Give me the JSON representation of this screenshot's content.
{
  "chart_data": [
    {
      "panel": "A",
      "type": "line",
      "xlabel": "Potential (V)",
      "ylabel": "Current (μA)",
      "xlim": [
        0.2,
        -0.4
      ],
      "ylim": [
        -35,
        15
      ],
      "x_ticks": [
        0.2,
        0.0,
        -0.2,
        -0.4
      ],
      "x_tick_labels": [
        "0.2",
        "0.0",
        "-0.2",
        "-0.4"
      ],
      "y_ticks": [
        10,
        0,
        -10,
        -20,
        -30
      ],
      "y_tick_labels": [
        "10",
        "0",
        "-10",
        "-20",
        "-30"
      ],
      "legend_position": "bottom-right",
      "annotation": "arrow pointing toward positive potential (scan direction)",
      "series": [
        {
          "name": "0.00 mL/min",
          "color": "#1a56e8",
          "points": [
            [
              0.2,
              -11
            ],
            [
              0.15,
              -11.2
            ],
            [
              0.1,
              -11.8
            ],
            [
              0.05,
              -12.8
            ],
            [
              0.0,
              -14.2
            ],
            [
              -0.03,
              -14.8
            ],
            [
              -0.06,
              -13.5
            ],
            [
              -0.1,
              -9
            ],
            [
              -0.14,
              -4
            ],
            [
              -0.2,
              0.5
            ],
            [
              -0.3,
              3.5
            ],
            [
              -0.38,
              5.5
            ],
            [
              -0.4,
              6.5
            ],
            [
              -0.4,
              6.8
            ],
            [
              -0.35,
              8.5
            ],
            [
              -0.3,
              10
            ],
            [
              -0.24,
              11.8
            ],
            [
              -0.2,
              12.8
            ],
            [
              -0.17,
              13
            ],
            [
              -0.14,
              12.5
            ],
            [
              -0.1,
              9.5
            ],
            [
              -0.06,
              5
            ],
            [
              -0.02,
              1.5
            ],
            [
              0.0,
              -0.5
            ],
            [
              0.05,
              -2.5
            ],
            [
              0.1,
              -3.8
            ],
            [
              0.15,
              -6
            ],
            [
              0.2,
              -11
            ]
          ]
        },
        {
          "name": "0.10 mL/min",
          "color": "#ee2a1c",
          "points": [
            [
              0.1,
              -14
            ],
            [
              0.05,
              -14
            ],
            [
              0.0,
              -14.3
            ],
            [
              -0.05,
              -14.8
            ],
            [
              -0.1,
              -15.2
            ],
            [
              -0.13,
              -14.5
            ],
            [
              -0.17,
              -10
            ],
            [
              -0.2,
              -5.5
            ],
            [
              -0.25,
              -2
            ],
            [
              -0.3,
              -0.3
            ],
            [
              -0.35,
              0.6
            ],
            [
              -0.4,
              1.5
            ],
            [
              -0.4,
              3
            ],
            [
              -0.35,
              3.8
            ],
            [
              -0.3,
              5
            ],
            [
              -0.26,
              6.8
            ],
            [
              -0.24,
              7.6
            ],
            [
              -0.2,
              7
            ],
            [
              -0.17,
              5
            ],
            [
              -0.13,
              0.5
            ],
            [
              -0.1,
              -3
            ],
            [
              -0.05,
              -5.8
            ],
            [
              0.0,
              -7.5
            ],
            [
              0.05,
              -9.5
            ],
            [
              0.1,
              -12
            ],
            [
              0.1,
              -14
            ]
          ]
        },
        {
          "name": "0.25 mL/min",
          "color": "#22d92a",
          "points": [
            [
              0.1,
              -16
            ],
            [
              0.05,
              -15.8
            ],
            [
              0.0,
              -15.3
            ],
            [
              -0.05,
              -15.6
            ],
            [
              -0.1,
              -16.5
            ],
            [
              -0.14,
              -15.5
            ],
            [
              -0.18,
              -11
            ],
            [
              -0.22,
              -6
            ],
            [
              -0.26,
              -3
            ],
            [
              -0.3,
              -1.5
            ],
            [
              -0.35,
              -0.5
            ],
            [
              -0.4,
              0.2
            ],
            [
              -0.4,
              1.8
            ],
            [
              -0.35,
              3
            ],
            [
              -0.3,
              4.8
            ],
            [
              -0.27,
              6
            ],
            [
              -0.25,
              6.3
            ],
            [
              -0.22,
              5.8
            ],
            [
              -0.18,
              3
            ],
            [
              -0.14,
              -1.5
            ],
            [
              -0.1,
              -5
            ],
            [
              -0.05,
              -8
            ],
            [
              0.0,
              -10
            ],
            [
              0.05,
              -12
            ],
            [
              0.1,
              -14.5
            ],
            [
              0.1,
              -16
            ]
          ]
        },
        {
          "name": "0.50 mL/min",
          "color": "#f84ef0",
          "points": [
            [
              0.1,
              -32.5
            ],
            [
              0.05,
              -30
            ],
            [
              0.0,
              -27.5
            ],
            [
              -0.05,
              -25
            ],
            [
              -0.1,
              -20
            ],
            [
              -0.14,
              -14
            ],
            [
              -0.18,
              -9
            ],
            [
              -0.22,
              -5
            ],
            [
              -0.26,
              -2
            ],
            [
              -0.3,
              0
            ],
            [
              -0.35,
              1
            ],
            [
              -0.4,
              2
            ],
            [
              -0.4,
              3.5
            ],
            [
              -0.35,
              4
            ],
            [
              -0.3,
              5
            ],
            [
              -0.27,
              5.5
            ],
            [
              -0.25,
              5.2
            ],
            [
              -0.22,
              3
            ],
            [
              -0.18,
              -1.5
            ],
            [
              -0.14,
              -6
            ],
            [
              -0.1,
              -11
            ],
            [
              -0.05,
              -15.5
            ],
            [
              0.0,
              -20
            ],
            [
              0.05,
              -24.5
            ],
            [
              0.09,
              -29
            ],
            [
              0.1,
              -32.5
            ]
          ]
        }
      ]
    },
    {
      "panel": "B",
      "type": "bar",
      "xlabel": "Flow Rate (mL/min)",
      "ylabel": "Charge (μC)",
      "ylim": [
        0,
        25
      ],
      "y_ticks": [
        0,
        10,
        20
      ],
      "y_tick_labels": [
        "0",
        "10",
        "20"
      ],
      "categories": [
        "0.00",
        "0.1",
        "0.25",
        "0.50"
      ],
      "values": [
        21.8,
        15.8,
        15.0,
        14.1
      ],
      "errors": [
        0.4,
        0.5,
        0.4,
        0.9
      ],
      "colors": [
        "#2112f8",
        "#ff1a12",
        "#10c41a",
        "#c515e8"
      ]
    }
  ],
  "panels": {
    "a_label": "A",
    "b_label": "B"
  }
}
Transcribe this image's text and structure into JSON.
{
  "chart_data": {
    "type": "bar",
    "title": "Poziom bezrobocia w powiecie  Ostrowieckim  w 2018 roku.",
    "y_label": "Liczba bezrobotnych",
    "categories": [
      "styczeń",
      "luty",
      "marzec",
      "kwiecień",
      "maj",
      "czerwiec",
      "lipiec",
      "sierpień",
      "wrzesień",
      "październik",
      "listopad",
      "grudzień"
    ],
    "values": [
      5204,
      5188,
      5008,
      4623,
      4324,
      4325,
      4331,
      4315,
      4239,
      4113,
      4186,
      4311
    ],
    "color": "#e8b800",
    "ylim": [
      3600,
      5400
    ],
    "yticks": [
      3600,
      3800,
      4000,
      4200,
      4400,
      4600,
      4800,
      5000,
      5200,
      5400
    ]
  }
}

· · · ·

Track down every line of the material containing the string "this", and copy it.

Give me the JSON representation of this screenshot's content.
Transcribe this image's text and structure into JSON.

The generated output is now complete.